▶ **Instructions for the task**:
Copy out the following material word for word, keeping every line in its original order.

— START —

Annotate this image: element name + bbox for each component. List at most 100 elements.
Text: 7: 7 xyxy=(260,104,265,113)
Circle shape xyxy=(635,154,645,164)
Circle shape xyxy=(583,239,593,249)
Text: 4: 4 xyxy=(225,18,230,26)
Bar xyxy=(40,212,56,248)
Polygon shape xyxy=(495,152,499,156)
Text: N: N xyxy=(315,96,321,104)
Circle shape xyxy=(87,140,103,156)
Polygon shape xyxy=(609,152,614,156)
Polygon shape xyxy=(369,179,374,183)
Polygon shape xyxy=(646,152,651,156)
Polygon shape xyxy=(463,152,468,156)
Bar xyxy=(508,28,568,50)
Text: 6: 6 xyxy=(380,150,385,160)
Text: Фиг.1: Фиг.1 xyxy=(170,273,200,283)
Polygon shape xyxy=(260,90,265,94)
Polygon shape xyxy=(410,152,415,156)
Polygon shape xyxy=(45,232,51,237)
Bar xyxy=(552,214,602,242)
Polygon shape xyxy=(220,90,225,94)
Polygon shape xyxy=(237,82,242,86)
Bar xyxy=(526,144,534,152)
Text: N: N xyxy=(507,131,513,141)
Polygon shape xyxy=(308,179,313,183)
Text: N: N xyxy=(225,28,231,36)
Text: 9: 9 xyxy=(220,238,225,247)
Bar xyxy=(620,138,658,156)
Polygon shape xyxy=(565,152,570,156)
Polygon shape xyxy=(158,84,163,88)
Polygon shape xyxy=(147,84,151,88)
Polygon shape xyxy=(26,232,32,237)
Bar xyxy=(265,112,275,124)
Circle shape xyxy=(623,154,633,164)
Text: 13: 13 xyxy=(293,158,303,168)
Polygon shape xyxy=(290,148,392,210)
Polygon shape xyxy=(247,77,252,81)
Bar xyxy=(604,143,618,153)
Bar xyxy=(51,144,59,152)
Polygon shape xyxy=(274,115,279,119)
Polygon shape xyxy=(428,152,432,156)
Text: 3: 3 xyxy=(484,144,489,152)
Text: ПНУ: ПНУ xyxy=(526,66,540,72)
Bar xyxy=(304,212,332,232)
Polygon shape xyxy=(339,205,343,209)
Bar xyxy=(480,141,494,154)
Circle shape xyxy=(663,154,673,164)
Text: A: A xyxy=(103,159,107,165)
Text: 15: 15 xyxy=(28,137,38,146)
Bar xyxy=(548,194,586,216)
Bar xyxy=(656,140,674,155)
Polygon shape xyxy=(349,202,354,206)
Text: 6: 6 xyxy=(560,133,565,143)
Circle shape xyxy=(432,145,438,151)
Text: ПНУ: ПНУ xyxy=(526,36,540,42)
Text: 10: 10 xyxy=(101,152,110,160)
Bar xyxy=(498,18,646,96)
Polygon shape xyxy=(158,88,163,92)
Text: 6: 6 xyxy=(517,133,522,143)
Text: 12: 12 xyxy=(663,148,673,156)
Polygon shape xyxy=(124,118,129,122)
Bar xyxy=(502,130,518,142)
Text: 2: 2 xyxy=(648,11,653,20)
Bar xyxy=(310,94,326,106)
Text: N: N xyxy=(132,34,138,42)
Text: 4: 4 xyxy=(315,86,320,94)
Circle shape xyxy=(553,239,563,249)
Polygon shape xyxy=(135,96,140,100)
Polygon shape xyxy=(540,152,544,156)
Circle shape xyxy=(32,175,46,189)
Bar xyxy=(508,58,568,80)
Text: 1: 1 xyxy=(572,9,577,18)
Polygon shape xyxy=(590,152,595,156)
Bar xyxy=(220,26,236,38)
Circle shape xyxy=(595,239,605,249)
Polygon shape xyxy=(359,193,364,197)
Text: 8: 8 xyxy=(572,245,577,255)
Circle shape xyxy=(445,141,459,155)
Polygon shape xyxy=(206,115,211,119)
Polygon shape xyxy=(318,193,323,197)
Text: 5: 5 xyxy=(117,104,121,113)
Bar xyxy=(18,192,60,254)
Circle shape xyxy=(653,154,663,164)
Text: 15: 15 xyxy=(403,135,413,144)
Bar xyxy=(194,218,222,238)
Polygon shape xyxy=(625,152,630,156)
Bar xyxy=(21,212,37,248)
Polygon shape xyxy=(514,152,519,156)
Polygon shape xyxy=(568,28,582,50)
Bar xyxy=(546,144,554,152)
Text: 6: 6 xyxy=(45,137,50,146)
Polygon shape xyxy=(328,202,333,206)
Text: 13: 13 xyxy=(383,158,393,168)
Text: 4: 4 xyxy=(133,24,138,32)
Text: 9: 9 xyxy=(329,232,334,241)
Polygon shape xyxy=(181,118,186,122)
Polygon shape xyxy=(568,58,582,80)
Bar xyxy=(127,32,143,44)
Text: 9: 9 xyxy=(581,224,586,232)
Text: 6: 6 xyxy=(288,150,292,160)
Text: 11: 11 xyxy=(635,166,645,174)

— END —

▶ **Task response**:
Annotate this image: element name + bbox for each component. List at most 100 elements.
Text: 7: 7 xyxy=(260,104,265,113)
Circle shape xyxy=(635,154,645,164)
Circle shape xyxy=(583,239,593,249)
Text: 4: 4 xyxy=(225,18,230,26)
Bar xyxy=(40,212,56,248)
Polygon shape xyxy=(495,152,499,156)
Text: N: N xyxy=(315,96,321,104)
Circle shape xyxy=(87,140,103,156)
Polygon shape xyxy=(609,152,614,156)
Polygon shape xyxy=(369,179,374,183)
Polygon shape xyxy=(646,152,651,156)
Polygon shape xyxy=(463,152,468,156)
Bar xyxy=(508,28,568,50)
Text: 6: 6 xyxy=(380,150,385,160)
Text: Фиг.1: Фиг.1 xyxy=(170,273,200,283)
Polygon shape xyxy=(260,90,265,94)
Polygon shape xyxy=(410,152,415,156)
Polygon shape xyxy=(45,232,51,237)
Bar xyxy=(552,214,602,242)
Polygon shape xyxy=(220,90,225,94)
Polygon shape xyxy=(237,82,242,86)
Bar xyxy=(526,144,534,152)
Text: N: N xyxy=(507,131,513,141)
Polygon shape xyxy=(308,179,313,183)
Text: N: N xyxy=(225,28,231,36)
Text: 9: 9 xyxy=(220,238,225,247)
Bar xyxy=(620,138,658,156)
Polygon shape xyxy=(565,152,570,156)
Polygon shape xyxy=(158,84,163,88)
Polygon shape xyxy=(147,84,151,88)
Polygon shape xyxy=(26,232,32,237)
Bar xyxy=(265,112,275,124)
Circle shape xyxy=(623,154,633,164)
Text: 13: 13 xyxy=(293,158,303,168)
Polygon shape xyxy=(290,148,392,210)
Polygon shape xyxy=(247,77,252,81)
Bar xyxy=(604,143,618,153)
Bar xyxy=(51,144,59,152)
Polygon shape xyxy=(274,115,279,119)
Polygon shape xyxy=(428,152,432,156)
Text: 3: 3 xyxy=(484,144,489,152)
Text: ПНУ: ПНУ xyxy=(526,66,540,72)
Bar xyxy=(304,212,332,232)
Polygon shape xyxy=(339,205,343,209)
Bar xyxy=(480,141,494,154)
Circle shape xyxy=(663,154,673,164)
Text: A: A xyxy=(103,159,107,165)
Text: 15: 15 xyxy=(28,137,38,146)
Bar xyxy=(548,194,586,216)
Bar xyxy=(656,140,674,155)
Polygon shape xyxy=(349,202,354,206)
Text: 6: 6 xyxy=(560,133,565,143)
Circle shape xyxy=(432,145,438,151)
Text: ПНУ: ПНУ xyxy=(526,36,540,42)
Text: 10: 10 xyxy=(101,152,110,160)
Bar xyxy=(498,18,646,96)
Polygon shape xyxy=(158,88,163,92)
Text: 6: 6 xyxy=(517,133,522,143)
Text: 12: 12 xyxy=(663,148,673,156)
Polygon shape xyxy=(124,118,129,122)
Bar xyxy=(502,130,518,142)
Text: 2: 2 xyxy=(648,11,653,20)
Bar xyxy=(310,94,326,106)
Text: N: N xyxy=(132,34,138,42)
Text: 4: 4 xyxy=(315,86,320,94)
Circle shape xyxy=(553,239,563,249)
Polygon shape xyxy=(135,96,140,100)
Polygon shape xyxy=(540,152,544,156)
Circle shape xyxy=(32,175,46,189)
Bar xyxy=(508,58,568,80)
Text: 1: 1 xyxy=(572,9,577,18)
Polygon shape xyxy=(590,152,595,156)
Bar xyxy=(220,26,236,38)
Circle shape xyxy=(595,239,605,249)
Polygon shape xyxy=(359,193,364,197)
Text: 8: 8 xyxy=(572,245,577,255)
Circle shape xyxy=(445,141,459,155)
Polygon shape xyxy=(206,115,211,119)
Polygon shape xyxy=(318,193,323,197)
Text: 5: 5 xyxy=(117,104,121,113)
Bar xyxy=(18,192,60,254)
Circle shape xyxy=(653,154,663,164)
Text: 15: 15 xyxy=(403,135,413,144)
Bar xyxy=(194,218,222,238)
Polygon shape xyxy=(625,152,630,156)
Bar xyxy=(21,212,37,248)
Polygon shape xyxy=(514,152,519,156)
Polygon shape xyxy=(568,28,582,50)
Bar xyxy=(546,144,554,152)
Text: 6: 6 xyxy=(45,137,50,146)
Polygon shape xyxy=(328,202,333,206)
Text: 13: 13 xyxy=(383,158,393,168)
Text: 4: 4 xyxy=(133,24,138,32)
Text: 9: 9 xyxy=(329,232,334,241)
Polygon shape xyxy=(181,118,186,122)
Polygon shape xyxy=(568,58,582,80)
Bar xyxy=(127,32,143,44)
Text: 9: 9 xyxy=(581,224,586,232)
Text: 6: 6 xyxy=(288,150,292,160)
Text: 11: 11 xyxy=(635,166,645,174)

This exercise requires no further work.